Exercise goal:
Collect all the lines that mention the word "institutions".
◇ ◇ ◇ ◇
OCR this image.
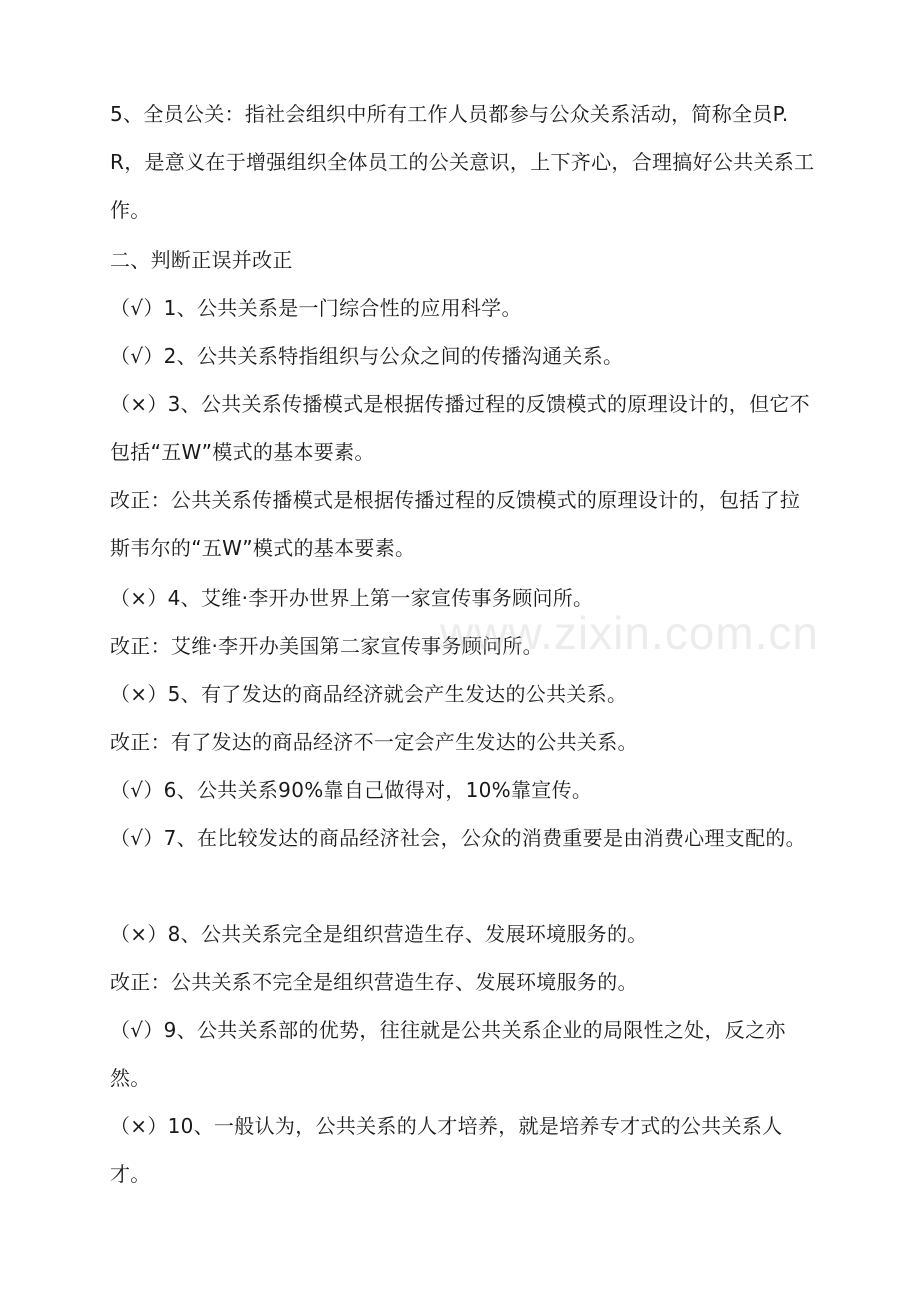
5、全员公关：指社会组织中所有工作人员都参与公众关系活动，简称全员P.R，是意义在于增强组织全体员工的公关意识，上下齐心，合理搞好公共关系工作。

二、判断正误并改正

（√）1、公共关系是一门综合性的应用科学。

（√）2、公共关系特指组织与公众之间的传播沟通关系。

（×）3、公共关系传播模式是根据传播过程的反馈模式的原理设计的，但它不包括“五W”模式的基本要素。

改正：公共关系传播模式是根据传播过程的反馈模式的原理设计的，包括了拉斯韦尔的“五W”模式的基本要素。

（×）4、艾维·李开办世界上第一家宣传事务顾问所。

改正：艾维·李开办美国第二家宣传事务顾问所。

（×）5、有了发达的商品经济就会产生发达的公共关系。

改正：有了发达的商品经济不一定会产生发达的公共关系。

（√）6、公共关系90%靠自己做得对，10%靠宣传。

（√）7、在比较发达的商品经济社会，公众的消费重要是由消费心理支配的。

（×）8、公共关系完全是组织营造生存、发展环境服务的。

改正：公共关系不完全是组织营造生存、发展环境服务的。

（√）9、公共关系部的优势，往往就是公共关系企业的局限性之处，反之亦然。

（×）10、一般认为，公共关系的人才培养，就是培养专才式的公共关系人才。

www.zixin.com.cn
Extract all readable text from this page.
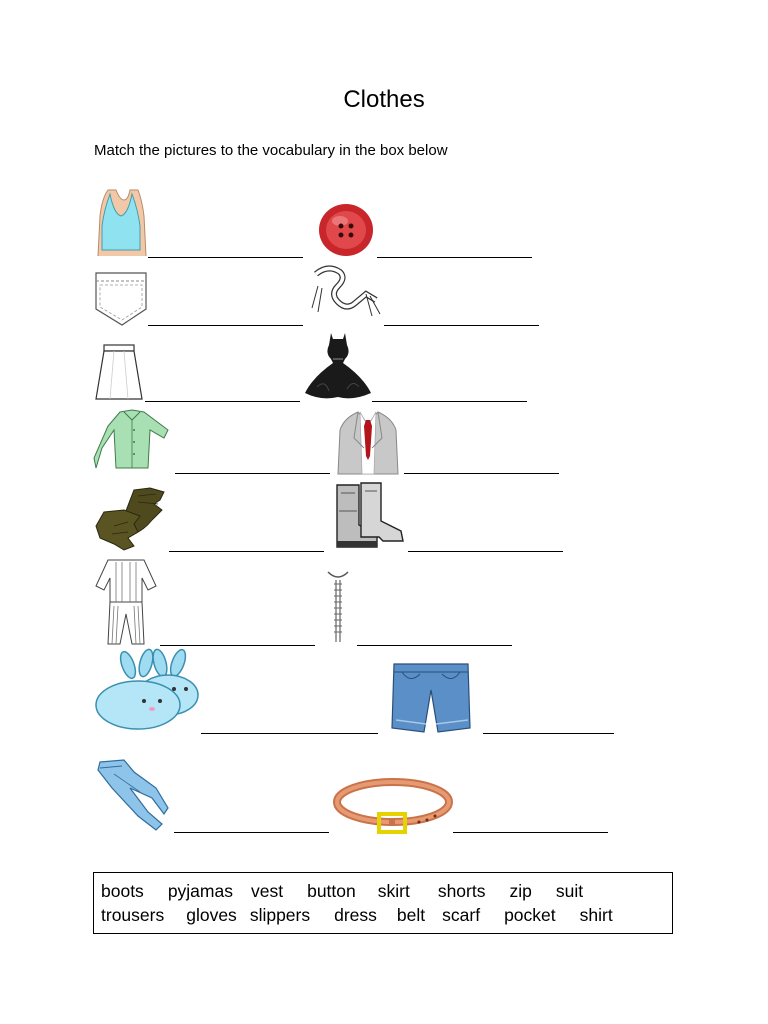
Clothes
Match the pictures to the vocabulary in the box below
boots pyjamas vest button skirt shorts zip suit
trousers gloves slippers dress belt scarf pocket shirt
◇ ◇ ◇ ◇
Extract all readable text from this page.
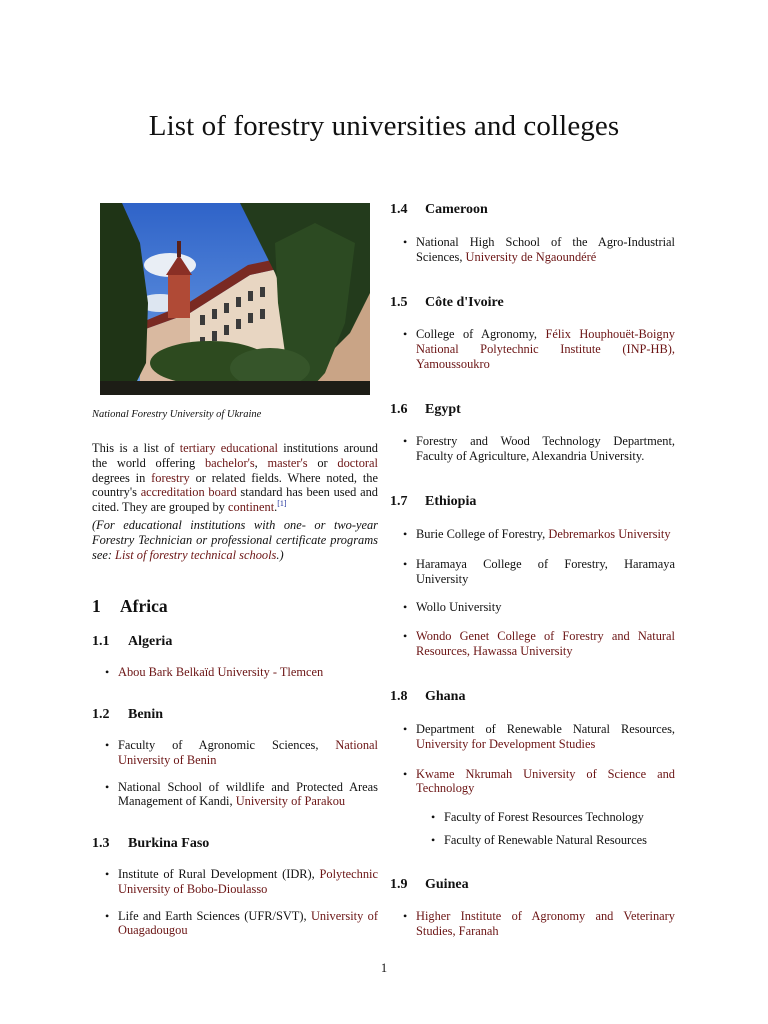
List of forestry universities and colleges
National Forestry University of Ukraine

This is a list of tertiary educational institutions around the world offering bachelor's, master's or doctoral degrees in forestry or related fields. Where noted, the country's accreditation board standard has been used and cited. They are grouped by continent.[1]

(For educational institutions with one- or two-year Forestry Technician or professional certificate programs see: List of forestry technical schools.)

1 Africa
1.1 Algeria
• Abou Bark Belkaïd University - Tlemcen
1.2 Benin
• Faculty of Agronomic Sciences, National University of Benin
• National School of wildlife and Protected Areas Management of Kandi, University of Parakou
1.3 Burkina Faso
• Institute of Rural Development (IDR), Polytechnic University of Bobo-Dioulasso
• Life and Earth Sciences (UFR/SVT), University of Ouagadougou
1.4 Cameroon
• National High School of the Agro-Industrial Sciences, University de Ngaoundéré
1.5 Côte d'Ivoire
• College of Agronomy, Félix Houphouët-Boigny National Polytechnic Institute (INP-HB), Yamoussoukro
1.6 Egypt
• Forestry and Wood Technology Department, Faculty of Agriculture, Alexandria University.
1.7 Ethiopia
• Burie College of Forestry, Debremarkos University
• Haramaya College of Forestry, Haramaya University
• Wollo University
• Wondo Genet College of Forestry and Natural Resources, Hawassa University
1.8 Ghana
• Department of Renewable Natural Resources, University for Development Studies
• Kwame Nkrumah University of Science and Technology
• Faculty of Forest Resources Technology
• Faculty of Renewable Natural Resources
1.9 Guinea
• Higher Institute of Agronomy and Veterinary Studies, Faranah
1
◇ ◇ ◇ ◇
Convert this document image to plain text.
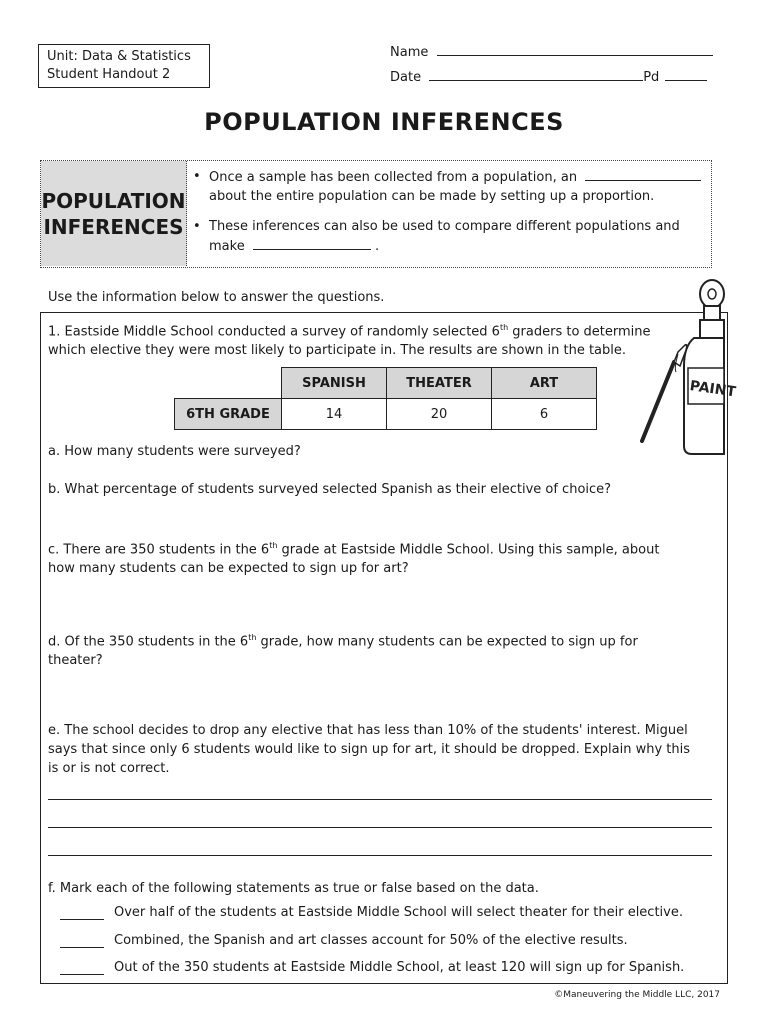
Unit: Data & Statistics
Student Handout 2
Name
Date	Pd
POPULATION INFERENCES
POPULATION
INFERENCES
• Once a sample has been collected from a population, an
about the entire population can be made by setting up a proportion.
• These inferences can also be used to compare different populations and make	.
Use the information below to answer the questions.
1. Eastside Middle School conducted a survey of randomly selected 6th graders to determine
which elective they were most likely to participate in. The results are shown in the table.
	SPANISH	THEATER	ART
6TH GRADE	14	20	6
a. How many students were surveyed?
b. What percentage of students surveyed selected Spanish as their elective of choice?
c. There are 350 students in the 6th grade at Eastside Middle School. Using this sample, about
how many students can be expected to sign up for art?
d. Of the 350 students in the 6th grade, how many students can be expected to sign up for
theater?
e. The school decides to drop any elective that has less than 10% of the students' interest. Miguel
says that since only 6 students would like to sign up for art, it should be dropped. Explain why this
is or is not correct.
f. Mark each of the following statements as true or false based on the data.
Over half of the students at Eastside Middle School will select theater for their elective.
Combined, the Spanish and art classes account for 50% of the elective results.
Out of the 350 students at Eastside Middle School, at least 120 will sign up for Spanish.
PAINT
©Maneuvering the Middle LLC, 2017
◇ ◇ ◇ ◇
Answer for this exercise:
This is a list of tertiary educational institutions around the world offering bachelor's, master's or doctoral degrees in forestry or related fields. Where noted, the country's accreditation board standard has been used and cited. They are grouped by continent.[1]
(For educational institutions with one- or two-year Forestry Technician or professional certificate programs see: List of forestry technical schools.)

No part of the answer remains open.